** ENTRIES PROVIDED follows **
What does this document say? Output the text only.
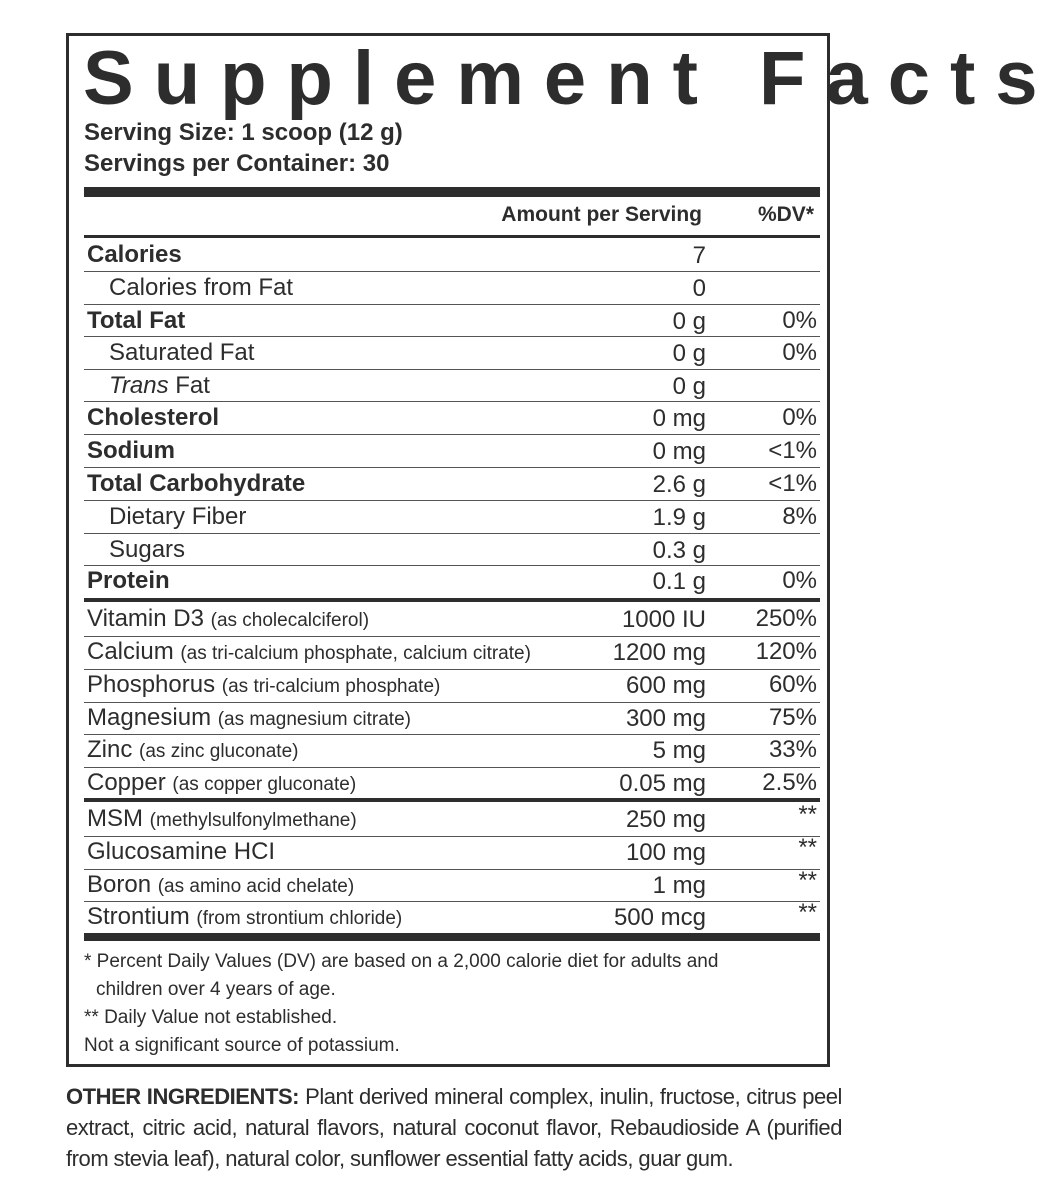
Supplement Facts
Serving Size: 1 scoop (12 g)
Servings per Container: 30
Amount per Serving	%DV*
Calories	7
Calories from Fat	0
Total Fat	0 g	0%
Saturated Fat	0 g	0%
Trans Fat	0 g
Cholesterol	0 mg	0%
Sodium	0 mg	<1%
Total Carbohydrate	2.6 g	<1%
Dietary Fiber	1.9 g	8%
Sugars	0.3 g
Protein	0.1 g	0%
Vitamin D3 (as cholecalciferol)	1000 IU 250%
Calcium (as tri-calcium phosphate, calcium citrate)	1200 mg 120%
Phosphorus (as tri-calcium phosphate)	600 mg	60%
Magnesium (as magnesium citrate)	300 mg	75%
Zinc (as zinc gluconate)	5 mg	33%
Copper (as copper gluconate)	0.05 mg 2.5%
MSM (methylsulfonylmethane)	250 mg	**
Glucosamine HCI	100 mg	**
Boron (as amino acid chelate)	1 mg	**
Strontium (from strontium chloride)	500 mcg	**
* Percent Daily Values (DV) are based on a 2,000 calorie diet for adults and
children over 4 years of age.
** Daily Value not established.
Not a significant source of potassium.
OTHER INGREDIENTS: Plant derived mineral complex, inulin, fructose, citrus peel extract, citric acid, natural flavors, natural coconut flavor, Rebaudioside A (purified from stevia leaf), natural color, sunflower essential fatty acids, guar gum.
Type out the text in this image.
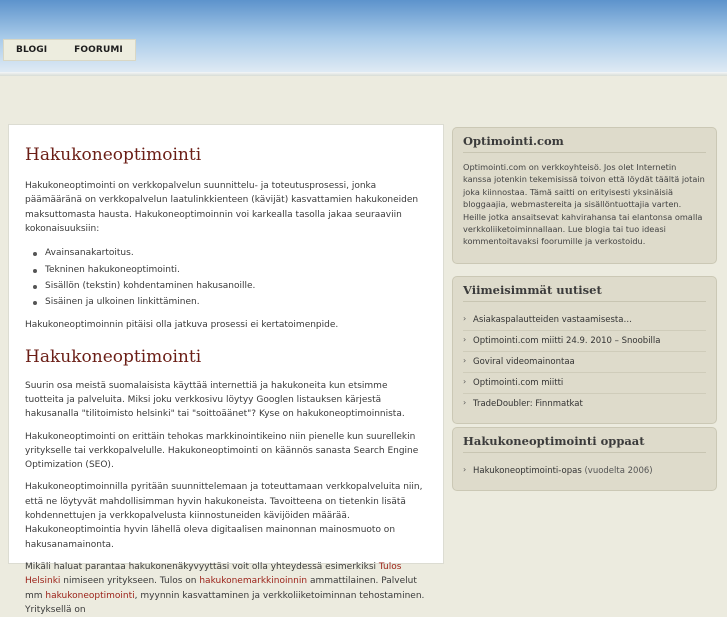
BLOGI	FOORUMI
Hakukoneoptimointi

Hakukoneoptimointi on verkkopalvelun suunnittelu- ja toteutusprosessi, jonka päämääränä on verkkopalvelun laatulinkkienteen (kävijät) kasvattamien hakukoneiden maksuttomasta hausta. Hakukoneoptimoinnin voi karkealla tasolla jakaa seuraaviin kokonaisuuksiin:

Avainsanakartoitus.
Tekninen hakukoneoptimointi.
Sisällön (tekstin) kohdentaminen hakusanoille.
Sisäinen ja ulkoinen linkittäminen.

Hakukoneoptimoinnin pitäisi olla jatkuva prosessi ei kertatoimenpide.

Hakukoneoptimointi

Suurin osa meistä suomalaisista käyttää internettiä ja hakukoneita kun etsimme tuotteita ja palveluita. Miksi joku verkkosivu löytyy Googlen listauksen kärjestä hakusanalla "tilitoimisto helsinki" tai "soittoäänet"? Kyse on hakukoneoptimoinnista.

Hakukoneoptimointi on erittäin tehokas markkinointikeino niin pienelle kun suurellekin yritykselle tai verkkopalvelulle. Hakukoneoptimointi on käännös sanasta Search Engine Optimization (SEO).

Hakukoneoptimoinnilla pyritään suunnittelemaan ja toteuttamaan verkkopalveluita niin, että ne löytyvät mahdollisimman hyvin hakukoneista. Tavoitteena on tietenkin lisätä kohdennettujen ja verkkopalvelusta kiinnostuneiden kävijöiden määrää. Hakukoneoptimointia hyvin lähellä oleva digitaalisen mainonnan mainosmuoto on hakusanamainonta.

Mikäli haluat parantaa hakukonenäkyvyyttäsi voit olla yhteydessä esimerkiksi Tulos Helsinki nimiseen yritykseen. Tulos on hakukonemarkkinoinnin ammattilainen. Palvelut mm hakukoneoptimointi, myynnin kasvattaminen ja verkkoliiketoiminnan tehostaminen. Yrityksellä on

Optimointi.com

Optimointi.com on verkkoyhteisö. Jos olet Internetin kanssa jotenkin tekemisissä toivon että löydät täältä jotain joka kiinnostaa. Tämä saitti on erityisesti yksinäisiä bloggaajia, webmastereita ja sisällöntuottajia varten. Heille jotka ansaitsevat kahvirahansa tai elantonsa omalla verkkoliiketoiminnallaan. Lue blogia tai tuo ideasi kommentoitavaksi foorumille ja verkostoidu.

Viimeisimmät uutiset
› Asiakaspalautteiden vastaamisesta…
› Optimointi.com miitti 24.9. 2010 – Snoobilla
› Goviral videomainontaa
› Optimointi.com miitti
› TradeDoubler: Finnmatkat
Hakukoneoptimointi oppaat
› Hakukoneoptimointi-opas (vuodelta 2006)
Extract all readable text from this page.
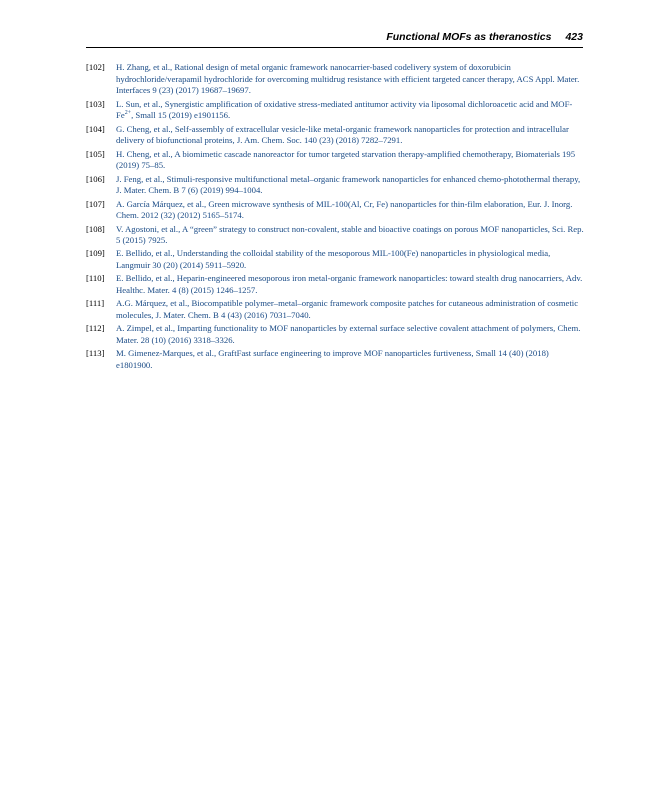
Functional MOFs as theranostics 423
[102]	H. Zhang, et al., Rational design of metal organic framework nanocarrier-based codelivery system of doxorubicin hydrochloride/verapamil hydrochloride for overcoming multidrug resistance with efficient targeted cancer therapy, ACS Appl. Mater. Interfaces 9 (23) (2017) 19687–19697.
[103]	L. Sun, et al., Synergistic amplification of oxidative stress-mediated antitumor activity via liposomal dichloroacetic acid and MOF-$Fe^{2+}$, Small 15 (2019) e1901156.
[104]	G. Cheng, et al., Self-assembly of extracellular vesicle-like metal-organic framework nanoparticles for protection and intracellular delivery of biofunctional proteins, J. Am. Chem. Soc. 140 (23) (2018) 7282–7291.
[105]	H. Cheng, et al., A biomimetic cascade nanoreactor for tumor targeted starvation therapy-amplified chemotherapy, Biomaterials 195 (2019) 75–85.
[106]	J. Feng, et al., Stimuli-responsive multifunctional metal–organic framework nanoparticles for enhanced chemo-photothermal therapy, J. Mater. Chem. B 7 (6) (2019) 994–1004.
[107]	A. García Márquez, et al., Green microwave synthesis of MIL-100(Al, Cr, Fe) nanoparticles for thin-film elaboration, Eur. J. Inorg. Chem. 2012 (32) (2012) 5165–5174.
[108]	V. Agostoni, et al., A “green” strategy to construct non-covalent, stable and bioactive coatings on porous MOF nanoparticles, Sci. Rep. 5 (2015) 7925.
[109]	E. Bellido, et al., Understanding the colloidal stability of the mesoporous MIL-100(Fe) nanoparticles in physiological media, Langmuir 30 (20) (2014) 5911–5920.
[110]	E. Bellido, et al., Heparin-engineered mesoporous iron metal-organic framework nanoparticles: toward stealth drug nanocarriers, Adv. Healthc. Mater. 4 (8) (2015) 1246–1257.
[111]	A.G. Márquez, et al., Biocompatible polymer–metal–organic framework composite patches for cutaneous administration of cosmetic molecules, J. Mater. Chem. B 4 (43) (2016) 7031–7040.
[112]	A. Zimpel, et al., Imparting functionality to MOF nanoparticles by external surface selective covalent attachment of polymers, Chem. Mater. 28 (10) (2016) 3318–3326.
[113]	M. Gimenez-Marques, et al., GraftFast surface engineering to improve MOF nanoparticles furtiveness, Small 14 (40) (2018) e1801900.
** End of ENTRIES PROVIDED **
## EXERCISE DESCRIPTION
For each line in the data above that contains the string "gluconate", extract the line.

## YOUR SOLUTION
Zinc (as zinc gluconate)	5 mg	33%
Copper (as copper gluconate)	0.05 mg 2.5%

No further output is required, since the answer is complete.